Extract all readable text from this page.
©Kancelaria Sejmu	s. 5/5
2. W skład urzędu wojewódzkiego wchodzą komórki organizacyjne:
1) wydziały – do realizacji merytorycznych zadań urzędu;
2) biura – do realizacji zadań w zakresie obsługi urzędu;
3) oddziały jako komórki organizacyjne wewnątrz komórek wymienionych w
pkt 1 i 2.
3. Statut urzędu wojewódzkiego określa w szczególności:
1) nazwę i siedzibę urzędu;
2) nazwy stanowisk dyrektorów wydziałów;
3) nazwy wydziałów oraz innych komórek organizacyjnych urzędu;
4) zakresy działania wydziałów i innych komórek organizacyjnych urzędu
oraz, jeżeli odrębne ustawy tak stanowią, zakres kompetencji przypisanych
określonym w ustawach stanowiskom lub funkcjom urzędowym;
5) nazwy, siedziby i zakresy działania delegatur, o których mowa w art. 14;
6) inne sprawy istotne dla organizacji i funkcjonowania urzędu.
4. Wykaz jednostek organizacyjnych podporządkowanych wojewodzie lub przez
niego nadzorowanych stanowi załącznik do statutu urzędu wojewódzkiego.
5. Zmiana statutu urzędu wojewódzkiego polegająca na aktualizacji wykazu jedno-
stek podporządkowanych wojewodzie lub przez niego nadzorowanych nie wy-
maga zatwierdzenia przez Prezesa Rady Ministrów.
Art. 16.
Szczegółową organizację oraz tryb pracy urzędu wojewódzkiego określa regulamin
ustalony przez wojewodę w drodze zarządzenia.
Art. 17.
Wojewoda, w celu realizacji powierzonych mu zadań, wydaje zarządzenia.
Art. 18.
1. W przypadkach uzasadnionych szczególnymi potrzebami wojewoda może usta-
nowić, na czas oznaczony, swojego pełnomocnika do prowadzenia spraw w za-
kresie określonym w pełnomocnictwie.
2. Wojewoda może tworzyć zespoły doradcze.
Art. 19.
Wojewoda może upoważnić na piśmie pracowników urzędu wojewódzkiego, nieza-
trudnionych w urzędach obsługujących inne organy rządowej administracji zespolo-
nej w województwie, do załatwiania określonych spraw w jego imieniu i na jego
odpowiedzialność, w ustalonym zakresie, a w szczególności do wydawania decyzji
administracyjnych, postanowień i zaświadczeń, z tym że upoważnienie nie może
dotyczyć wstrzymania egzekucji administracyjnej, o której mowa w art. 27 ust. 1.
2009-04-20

--------------------------------------------------

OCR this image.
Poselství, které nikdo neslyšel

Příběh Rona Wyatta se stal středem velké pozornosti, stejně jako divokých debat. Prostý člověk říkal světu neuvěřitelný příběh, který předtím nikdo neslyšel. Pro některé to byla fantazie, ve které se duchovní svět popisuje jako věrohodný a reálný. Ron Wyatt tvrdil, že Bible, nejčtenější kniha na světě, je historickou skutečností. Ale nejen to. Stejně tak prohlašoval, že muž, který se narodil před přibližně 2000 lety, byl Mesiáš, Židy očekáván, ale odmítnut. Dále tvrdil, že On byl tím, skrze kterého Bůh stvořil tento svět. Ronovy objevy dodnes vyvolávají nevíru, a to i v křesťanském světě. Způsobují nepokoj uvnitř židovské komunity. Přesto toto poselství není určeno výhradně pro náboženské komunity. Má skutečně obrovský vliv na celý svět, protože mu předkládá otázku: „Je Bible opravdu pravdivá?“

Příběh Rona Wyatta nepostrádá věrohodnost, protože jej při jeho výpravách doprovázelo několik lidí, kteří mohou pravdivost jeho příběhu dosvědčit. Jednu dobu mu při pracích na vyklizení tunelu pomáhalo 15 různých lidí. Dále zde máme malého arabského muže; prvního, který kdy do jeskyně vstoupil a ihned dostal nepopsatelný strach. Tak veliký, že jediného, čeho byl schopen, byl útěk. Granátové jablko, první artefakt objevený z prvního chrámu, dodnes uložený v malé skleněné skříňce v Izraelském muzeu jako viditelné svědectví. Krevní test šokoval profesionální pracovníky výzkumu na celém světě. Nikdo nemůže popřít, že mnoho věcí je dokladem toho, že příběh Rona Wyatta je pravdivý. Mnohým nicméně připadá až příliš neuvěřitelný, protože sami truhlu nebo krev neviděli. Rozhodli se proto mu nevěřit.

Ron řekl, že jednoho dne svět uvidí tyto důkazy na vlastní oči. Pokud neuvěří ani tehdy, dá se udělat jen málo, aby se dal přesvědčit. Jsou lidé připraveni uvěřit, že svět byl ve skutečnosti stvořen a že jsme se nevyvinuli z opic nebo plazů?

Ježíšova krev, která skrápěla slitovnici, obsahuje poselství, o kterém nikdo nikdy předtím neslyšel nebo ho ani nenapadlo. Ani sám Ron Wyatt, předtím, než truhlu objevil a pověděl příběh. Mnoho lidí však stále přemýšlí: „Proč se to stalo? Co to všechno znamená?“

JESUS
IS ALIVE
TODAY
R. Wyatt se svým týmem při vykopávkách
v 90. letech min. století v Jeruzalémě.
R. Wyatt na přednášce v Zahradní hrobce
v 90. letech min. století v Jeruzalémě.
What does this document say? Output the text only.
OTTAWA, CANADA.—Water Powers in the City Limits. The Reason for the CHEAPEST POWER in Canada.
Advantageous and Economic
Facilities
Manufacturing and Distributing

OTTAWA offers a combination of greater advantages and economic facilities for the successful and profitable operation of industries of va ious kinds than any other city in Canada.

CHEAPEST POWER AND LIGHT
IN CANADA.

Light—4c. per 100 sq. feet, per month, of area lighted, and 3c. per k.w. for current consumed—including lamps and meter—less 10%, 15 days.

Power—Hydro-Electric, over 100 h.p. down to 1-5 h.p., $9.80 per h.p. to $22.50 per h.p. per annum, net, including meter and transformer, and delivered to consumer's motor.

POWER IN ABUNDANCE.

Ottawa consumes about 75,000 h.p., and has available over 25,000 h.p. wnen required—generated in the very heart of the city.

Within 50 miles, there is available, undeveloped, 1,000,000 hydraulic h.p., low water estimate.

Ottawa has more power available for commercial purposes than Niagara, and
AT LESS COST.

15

--------------------------------------------------

* **What this task involves**
Take every line above carrying "może" and return it.

* **Solution for this task**
1. W przypadkach uzasadnionych szczególnymi potrzebami wojewoda może usta-
2. Wojewoda może tworzyć zespoły doradcze.
Wojewoda może upoważnić na piśmie pracowników urzędu wojewódzkiego, nieza-
administracyjnych, postanowień i zaświadczeń, z tym że upoważnienie nie może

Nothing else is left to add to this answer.